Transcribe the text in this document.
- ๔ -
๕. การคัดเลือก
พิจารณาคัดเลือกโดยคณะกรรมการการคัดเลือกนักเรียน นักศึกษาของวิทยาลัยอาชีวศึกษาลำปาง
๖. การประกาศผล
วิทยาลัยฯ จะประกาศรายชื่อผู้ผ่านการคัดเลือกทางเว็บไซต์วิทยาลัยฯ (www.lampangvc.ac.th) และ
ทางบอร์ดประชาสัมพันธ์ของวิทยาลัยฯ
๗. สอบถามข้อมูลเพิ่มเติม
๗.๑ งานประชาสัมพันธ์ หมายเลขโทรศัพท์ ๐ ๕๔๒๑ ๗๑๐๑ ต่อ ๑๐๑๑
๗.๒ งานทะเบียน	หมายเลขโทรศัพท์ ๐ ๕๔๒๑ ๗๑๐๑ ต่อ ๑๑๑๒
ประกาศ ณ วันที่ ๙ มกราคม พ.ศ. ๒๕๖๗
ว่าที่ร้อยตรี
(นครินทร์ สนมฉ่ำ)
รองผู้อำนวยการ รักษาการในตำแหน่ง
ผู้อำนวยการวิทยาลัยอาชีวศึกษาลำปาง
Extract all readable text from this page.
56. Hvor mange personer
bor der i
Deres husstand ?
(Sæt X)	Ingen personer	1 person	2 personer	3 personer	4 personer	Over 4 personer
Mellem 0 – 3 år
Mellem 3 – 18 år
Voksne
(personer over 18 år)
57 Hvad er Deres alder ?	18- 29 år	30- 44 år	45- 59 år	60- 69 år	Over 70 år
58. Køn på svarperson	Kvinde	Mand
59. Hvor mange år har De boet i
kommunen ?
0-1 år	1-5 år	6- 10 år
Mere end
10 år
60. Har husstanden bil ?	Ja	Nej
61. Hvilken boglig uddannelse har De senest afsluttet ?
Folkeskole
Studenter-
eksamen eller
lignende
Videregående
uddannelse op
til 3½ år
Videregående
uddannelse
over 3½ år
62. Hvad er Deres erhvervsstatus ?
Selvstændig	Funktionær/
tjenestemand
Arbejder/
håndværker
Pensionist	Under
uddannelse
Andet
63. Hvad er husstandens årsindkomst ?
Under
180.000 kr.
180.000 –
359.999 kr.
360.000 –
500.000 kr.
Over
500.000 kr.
--
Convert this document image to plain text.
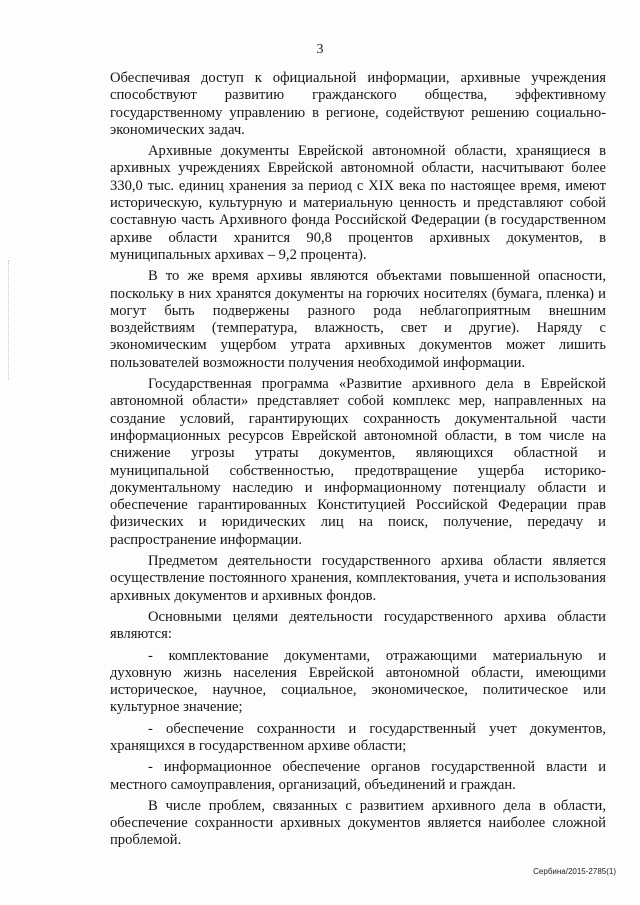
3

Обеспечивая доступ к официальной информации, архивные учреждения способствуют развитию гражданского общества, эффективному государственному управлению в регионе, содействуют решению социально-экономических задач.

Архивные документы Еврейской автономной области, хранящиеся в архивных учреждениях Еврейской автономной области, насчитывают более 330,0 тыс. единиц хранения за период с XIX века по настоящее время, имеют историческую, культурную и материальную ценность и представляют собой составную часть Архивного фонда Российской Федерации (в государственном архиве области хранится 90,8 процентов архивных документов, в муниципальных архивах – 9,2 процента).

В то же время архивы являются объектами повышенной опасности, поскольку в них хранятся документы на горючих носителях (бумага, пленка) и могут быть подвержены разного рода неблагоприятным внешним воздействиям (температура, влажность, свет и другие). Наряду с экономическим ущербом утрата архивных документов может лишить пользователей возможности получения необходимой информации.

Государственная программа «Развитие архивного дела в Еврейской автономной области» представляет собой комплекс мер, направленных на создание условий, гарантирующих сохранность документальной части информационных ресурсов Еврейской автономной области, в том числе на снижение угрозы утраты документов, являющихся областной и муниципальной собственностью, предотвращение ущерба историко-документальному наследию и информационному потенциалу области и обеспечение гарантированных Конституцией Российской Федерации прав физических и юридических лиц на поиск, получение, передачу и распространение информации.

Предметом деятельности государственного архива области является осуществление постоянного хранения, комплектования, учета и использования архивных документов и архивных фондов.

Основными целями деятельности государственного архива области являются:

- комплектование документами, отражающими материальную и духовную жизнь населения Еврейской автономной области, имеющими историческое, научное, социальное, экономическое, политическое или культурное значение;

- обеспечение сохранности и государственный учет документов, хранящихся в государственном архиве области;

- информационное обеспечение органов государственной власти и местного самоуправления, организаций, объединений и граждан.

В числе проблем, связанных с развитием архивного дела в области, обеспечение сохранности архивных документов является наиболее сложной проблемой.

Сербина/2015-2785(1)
---
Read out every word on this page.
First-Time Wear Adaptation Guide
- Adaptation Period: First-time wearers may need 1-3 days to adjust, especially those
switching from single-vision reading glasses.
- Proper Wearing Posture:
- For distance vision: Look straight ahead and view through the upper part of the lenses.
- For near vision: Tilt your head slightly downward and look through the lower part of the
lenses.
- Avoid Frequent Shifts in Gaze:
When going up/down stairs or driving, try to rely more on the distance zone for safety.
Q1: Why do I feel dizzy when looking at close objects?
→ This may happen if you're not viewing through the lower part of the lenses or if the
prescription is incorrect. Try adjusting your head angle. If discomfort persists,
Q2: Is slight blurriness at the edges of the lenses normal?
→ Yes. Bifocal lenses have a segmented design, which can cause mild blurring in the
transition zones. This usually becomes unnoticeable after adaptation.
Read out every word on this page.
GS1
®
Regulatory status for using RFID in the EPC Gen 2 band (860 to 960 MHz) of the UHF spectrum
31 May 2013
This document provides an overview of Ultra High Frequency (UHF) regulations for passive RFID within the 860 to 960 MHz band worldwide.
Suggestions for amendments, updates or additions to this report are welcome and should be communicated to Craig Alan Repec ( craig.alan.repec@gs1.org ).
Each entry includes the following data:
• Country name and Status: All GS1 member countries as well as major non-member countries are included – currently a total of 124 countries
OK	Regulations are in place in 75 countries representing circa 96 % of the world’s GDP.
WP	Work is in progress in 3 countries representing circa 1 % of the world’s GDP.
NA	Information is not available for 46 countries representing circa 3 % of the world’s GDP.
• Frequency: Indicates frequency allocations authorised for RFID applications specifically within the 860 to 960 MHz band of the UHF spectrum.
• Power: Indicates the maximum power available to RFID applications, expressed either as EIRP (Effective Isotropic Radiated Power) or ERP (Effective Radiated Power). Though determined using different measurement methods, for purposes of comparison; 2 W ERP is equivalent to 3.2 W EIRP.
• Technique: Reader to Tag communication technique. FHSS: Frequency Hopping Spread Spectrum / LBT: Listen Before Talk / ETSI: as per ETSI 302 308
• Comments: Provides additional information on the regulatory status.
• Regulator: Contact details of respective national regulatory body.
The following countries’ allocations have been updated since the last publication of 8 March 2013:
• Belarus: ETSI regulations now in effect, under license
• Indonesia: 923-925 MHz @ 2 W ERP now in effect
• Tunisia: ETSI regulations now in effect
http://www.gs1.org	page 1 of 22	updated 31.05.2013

- **GIVEN EXERCISE**
The lines above form a set of records; determine how many of them contain the string "государственного" and give that number alone.

- **TASK RESPONSE**
2